SOURCE DATA start
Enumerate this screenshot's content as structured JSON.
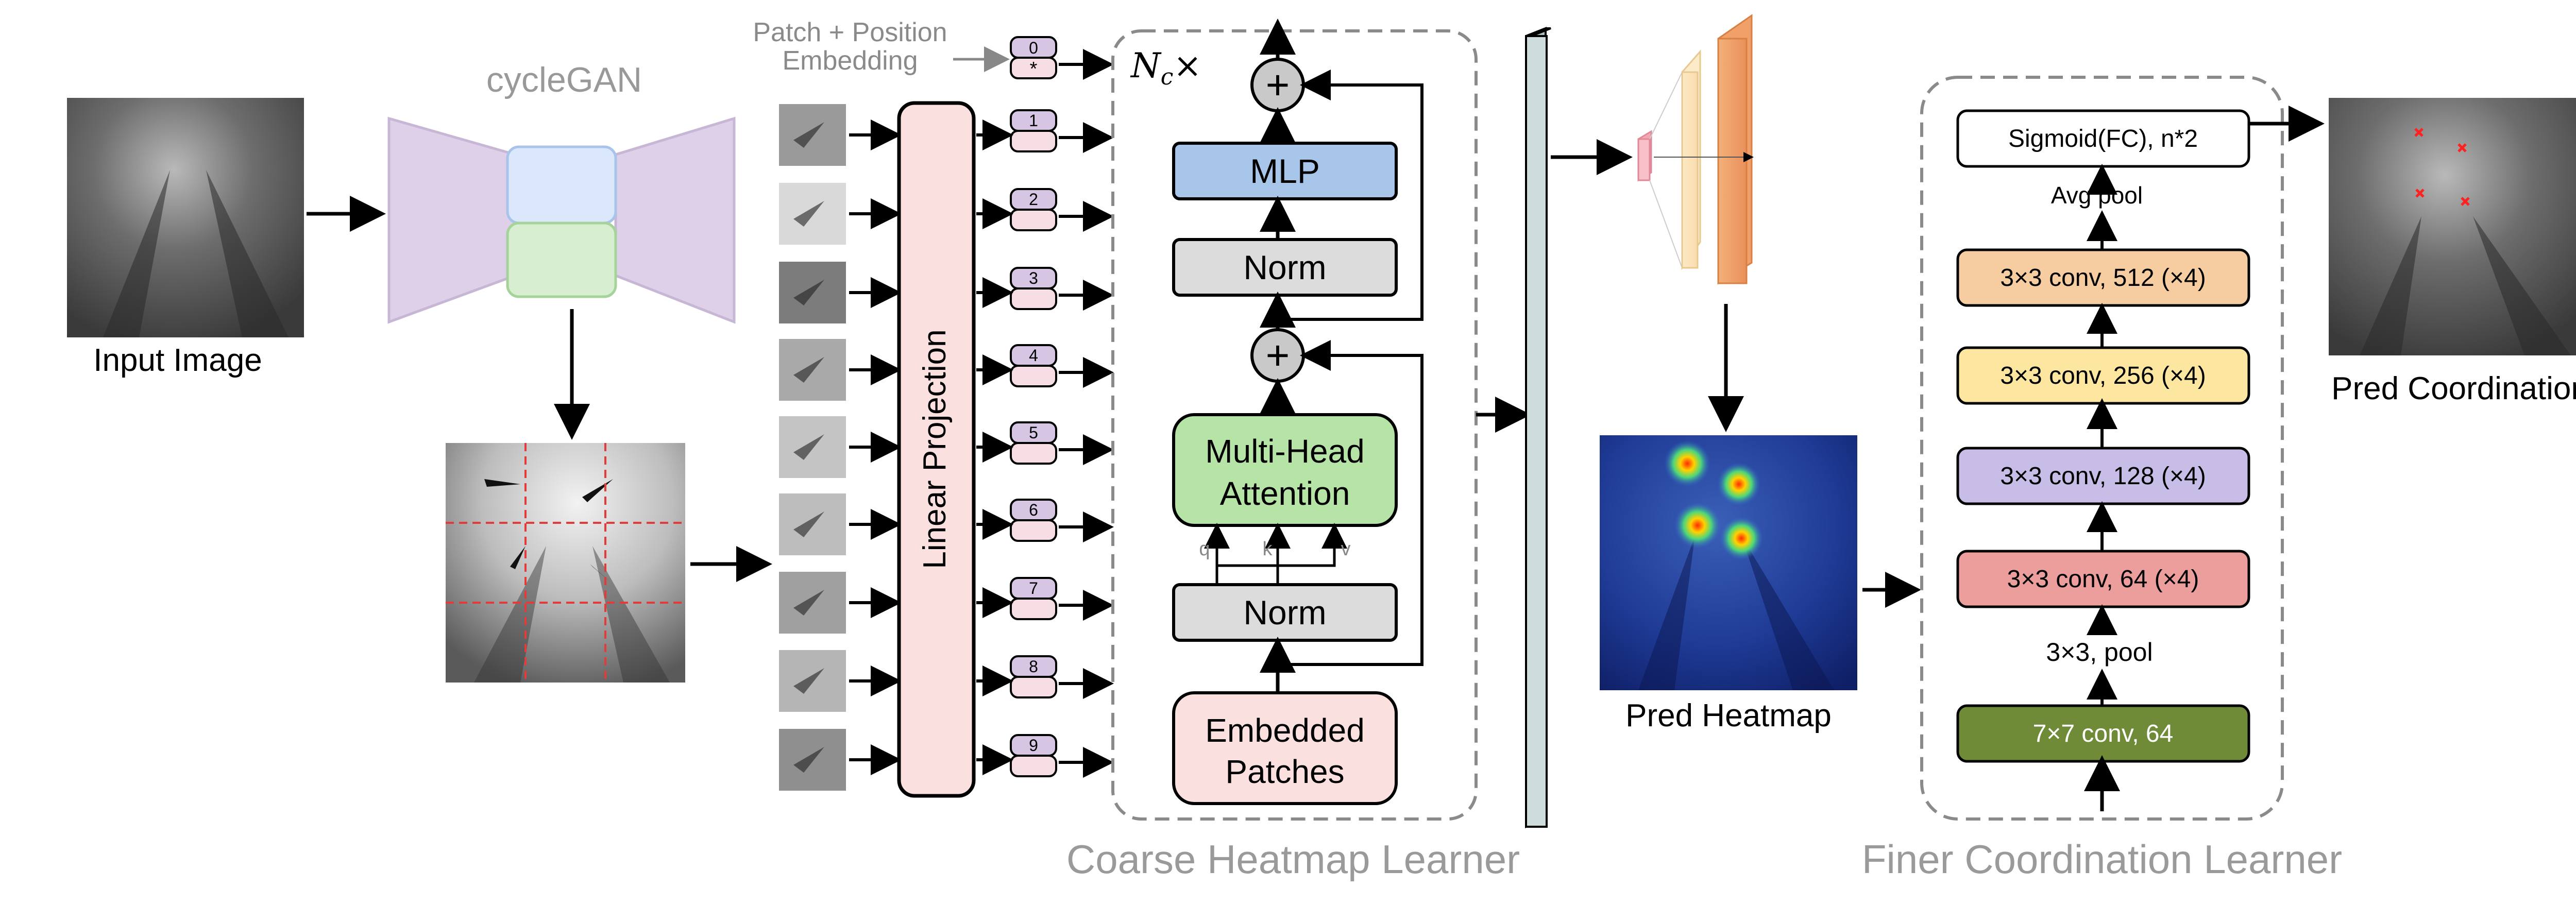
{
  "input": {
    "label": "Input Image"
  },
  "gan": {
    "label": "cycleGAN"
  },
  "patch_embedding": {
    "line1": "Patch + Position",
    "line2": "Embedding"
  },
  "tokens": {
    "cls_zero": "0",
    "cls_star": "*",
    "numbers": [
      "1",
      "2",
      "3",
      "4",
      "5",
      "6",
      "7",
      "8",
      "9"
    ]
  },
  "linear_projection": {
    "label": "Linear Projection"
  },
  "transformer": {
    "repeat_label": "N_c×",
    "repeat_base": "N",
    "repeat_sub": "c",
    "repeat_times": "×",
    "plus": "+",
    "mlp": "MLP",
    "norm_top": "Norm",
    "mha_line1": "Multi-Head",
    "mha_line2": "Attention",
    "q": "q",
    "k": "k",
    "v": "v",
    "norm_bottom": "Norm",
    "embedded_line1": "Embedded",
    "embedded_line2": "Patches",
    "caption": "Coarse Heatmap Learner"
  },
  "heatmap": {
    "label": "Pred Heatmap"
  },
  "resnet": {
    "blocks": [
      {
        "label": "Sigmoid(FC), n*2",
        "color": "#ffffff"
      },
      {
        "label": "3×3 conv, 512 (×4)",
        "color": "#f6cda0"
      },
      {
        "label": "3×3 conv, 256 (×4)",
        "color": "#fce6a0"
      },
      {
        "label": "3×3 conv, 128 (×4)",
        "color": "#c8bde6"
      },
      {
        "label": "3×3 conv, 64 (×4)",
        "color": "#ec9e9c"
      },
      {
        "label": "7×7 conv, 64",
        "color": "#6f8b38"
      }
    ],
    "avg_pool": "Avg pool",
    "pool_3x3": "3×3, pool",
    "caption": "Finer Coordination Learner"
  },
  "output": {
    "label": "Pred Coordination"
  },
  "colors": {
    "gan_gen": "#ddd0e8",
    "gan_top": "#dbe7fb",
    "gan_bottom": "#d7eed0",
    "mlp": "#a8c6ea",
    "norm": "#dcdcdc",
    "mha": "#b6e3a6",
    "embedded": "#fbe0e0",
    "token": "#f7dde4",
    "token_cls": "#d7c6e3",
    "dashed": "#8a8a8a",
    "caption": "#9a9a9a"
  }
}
SOURCE DATA end
DIRECTION: Reproduce each line of the records exactly, and omit every picture.

SOLUTION:
Enumerate this screenshot's content as structured JSON.
{
  "input": {
    "label": "Input Image"
  },
  "gan": {
    "label": "cycleGAN"
  },
  "patch_embedding": {
    "line1": "Patch + Position",
    "line2": "Embedding"
  },
  "tokens": {
    "cls_zero": "0",
    "cls_star": "*",
    "numbers": [
      "1",
      "2",
      "3",
      "4",
      "5",
      "6",
      "7",
      "8",
      "9"
    ]
  },
  "linear_projection": {
    "label": "Linear Projection"
  },
  "transformer": {
    "repeat_label": "N_c×",
    "repeat_base": "N",
    "repeat_sub": "c",
    "repeat_times": "×",
    "plus": "+",
    "mlp": "MLP",
    "norm_top": "Norm",
    "mha_line1": "Multi-Head",
    "mha_line2": "Attention",
    "q": "q",
    "k": "k",
    "v": "v",
    "norm_bottom": "Norm",
    "embedded_line1": "Embedded",
    "embedded_line2": "Patches",
    "caption": "Coarse Heatmap Learner"
  },
  "heatmap": {
    "label": "Pred Heatmap"
  },
  "resnet": {
    "blocks": [
      {
        "label": "Sigmoid(FC), n*2",
        "color": "#ffffff"
      },
      {
        "label": "3×3 conv, 512 (×4)",
        "color": "#f6cda0"
      },
      {
        "label": "3×3 conv, 256 (×4)",
        "color": "#fce6a0"
      },
      {
        "label": "3×3 conv, 128 (×4)",
        "color": "#c8bde6"
      },
      {
        "label": "3×3 conv, 64 (×4)",
        "color": "#ec9e9c"
      },
      {
        "label": "7×7 conv, 64",
        "color": "#6f8b38"
      }
    ],
    "avg_pool": "Avg pool",
    "pool_3x3": "3×3, pool",
    "caption": "Finer Coordination Learner"
  },
  "output": {
    "label": "Pred Coordination"
  },
  "colors": {
    "gan_gen": "#ddd0e8",
    "gan_top": "#dbe7fb",
    "gan_bottom": "#d7eed0",
    "mlp": "#a8c6ea",
    "norm": "#dcdcdc",
    "mha": "#b6e3a6",
    "embedded": "#fbe0e0",
    "token": "#f7dde4",
    "token_cls": "#d7c6e3",
    "dashed": "#8a8a8a",
    "caption": "#9a9a9a"
  }
}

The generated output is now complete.